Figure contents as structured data
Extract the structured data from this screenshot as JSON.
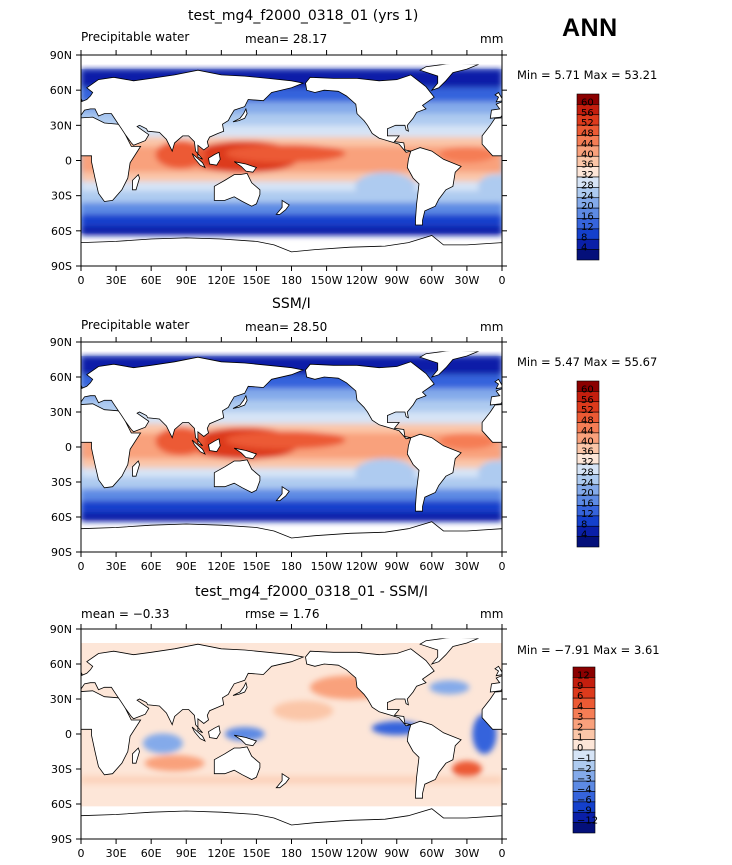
{
  "season": "ANN",
  "panels": [
    {
      "title": "test_mg4_f2000_0318_01 (yrs 1)",
      "left_label": "Precipitable water",
      "center_label": "mean=   28.17",
      "units": "mm",
      "minmax": "Min =    5.71  Max =   53.21"
    },
    {
      "title": "SSM/I",
      "left_label": "Precipitable water",
      "center_label": "mean=   28.50",
      "units": "mm",
      "minmax": "Min =    5.47  Max =   55.67"
    },
    {
      "title": "test_mg4_f2000_0318_01 - SSM/I",
      "left_label": "mean =   −0.33",
      "center_label": "rmse =    1.76",
      "units": "mm",
      "minmax": "Min =  −7.91  Max =    3.61"
    }
  ],
  "chart_data": [
    {
      "type": "heatmap",
      "title": "test_mg4_f2000_0318_01 (yrs 1)",
      "variable": "Precipitable water",
      "units": "mm",
      "mean": 28.17,
      "min": 5.71,
      "max": 53.21,
      "x_ticks": [
        "0",
        "30E",
        "60E",
        "90E",
        "120E",
        "150E",
        "180",
        "150W",
        "120W",
        "90W",
        "60W",
        "30W",
        "0"
      ],
      "y_ticks": [
        "90N",
        "60N",
        "30N",
        "0",
        "30S",
        "60S",
        "90S"
      ],
      "colorbar_levels": [
        "60",
        "56",
        "52",
        "48",
        "44",
        "40",
        "36",
        "32",
        "28",
        "24",
        "20",
        "16",
        "12",
        "8",
        "4"
      ],
      "colorbar_colors": [
        "#8b0000",
        "#c41e0e",
        "#dd3a1c",
        "#ec5a34",
        "#f57d55",
        "#f9a17c",
        "#fbc6a8",
        "#fde6d8",
        "#d6e4f6",
        "#aecbf0",
        "#84aaea",
        "#5d8ae4",
        "#3664dc",
        "#1440cc",
        "#0a1fa8",
        "#04107a"
      ]
    },
    {
      "type": "heatmap",
      "title": "SSM/I",
      "variable": "Precipitable water",
      "units": "mm",
      "mean": 28.5,
      "min": 5.47,
      "max": 55.67,
      "x_ticks": [
        "0",
        "30E",
        "60E",
        "90E",
        "120E",
        "150E",
        "180",
        "150W",
        "120W",
        "90W",
        "60W",
        "30W",
        "0"
      ],
      "y_ticks": [
        "90N",
        "60N",
        "30N",
        "0",
        "30S",
        "60S",
        "90S"
      ],
      "colorbar_levels": [
        "60",
        "56",
        "52",
        "48",
        "44",
        "40",
        "36",
        "32",
        "28",
        "24",
        "20",
        "16",
        "12",
        "8",
        "4"
      ],
      "colorbar_colors": [
        "#8b0000",
        "#c41e0e",
        "#dd3a1c",
        "#ec5a34",
        "#f57d55",
        "#f9a17c",
        "#fbc6a8",
        "#fde6d8",
        "#d6e4f6",
        "#aecbf0",
        "#84aaea",
        "#5d8ae4",
        "#3664dc",
        "#1440cc",
        "#0a1fa8",
        "#04107a"
      ]
    },
    {
      "type": "heatmap",
      "title": "test_mg4_f2000_0318_01 - SSM/I",
      "units": "mm",
      "mean": -0.33,
      "rmse": 1.76,
      "min": -7.91,
      "max": 3.61,
      "x_ticks": [
        "0",
        "30E",
        "60E",
        "90E",
        "120E",
        "150E",
        "180",
        "150W",
        "120W",
        "90W",
        "60W",
        "30W",
        "0"
      ],
      "y_ticks": [
        "90N",
        "60N",
        "30N",
        "0",
        "30S",
        "60S",
        "90S"
      ],
      "colorbar_levels": [
        "12",
        "9",
        "6",
        "4",
        "3",
        "2",
        "1",
        "0",
        "−1",
        "−2",
        "−3",
        "−4",
        "−6",
        "−9",
        "−12"
      ],
      "colorbar_colors": [
        "#8b0000",
        "#c41e0e",
        "#dd3a1c",
        "#ec5a34",
        "#f57d55",
        "#f9a17c",
        "#fbc6a8",
        "#fde6d8",
        "#d6e4f6",
        "#aecbf0",
        "#84aaea",
        "#5d8ae4",
        "#3664dc",
        "#1440cc",
        "#0a1fa8",
        "#04107a"
      ]
    }
  ]
}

Prompt
Extract every line from the records above that contains the word "mean".

Result of this task
      "center_label": "mean=   28.17",
      "center_label": "mean=   28.50",
      "left_label": "mean =   −0.33",
      "mean": 28.17,
      "mean": 28.5,
      "mean": -0.33,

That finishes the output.